Dataset listings of figures
+===+

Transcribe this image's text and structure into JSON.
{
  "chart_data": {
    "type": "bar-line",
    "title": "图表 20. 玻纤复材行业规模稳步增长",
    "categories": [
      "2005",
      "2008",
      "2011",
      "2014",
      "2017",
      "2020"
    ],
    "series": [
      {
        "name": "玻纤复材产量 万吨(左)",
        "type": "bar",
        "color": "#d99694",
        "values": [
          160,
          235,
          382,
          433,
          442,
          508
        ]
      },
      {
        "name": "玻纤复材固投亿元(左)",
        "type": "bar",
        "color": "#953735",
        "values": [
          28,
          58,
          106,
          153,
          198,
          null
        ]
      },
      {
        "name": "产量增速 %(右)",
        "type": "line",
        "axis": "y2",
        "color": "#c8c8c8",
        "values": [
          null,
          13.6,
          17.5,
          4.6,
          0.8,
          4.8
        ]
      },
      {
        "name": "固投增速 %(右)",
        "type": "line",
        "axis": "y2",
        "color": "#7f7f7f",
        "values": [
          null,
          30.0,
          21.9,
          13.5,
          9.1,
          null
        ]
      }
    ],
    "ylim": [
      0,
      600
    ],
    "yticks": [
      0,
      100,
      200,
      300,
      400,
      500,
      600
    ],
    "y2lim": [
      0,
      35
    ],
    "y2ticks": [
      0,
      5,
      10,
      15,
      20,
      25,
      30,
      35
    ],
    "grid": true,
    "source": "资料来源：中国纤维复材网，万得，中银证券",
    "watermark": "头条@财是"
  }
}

+===+

§ Given problem
Which lines hold the string "name"? List them all.

§ Full answer
        "name": "玻纤复材产量 万吨(左)",
        "name": "玻纤复材固投亿元(左)",
        "name": "产量增速 %(右)",
        "name": "固投增速 %(右)",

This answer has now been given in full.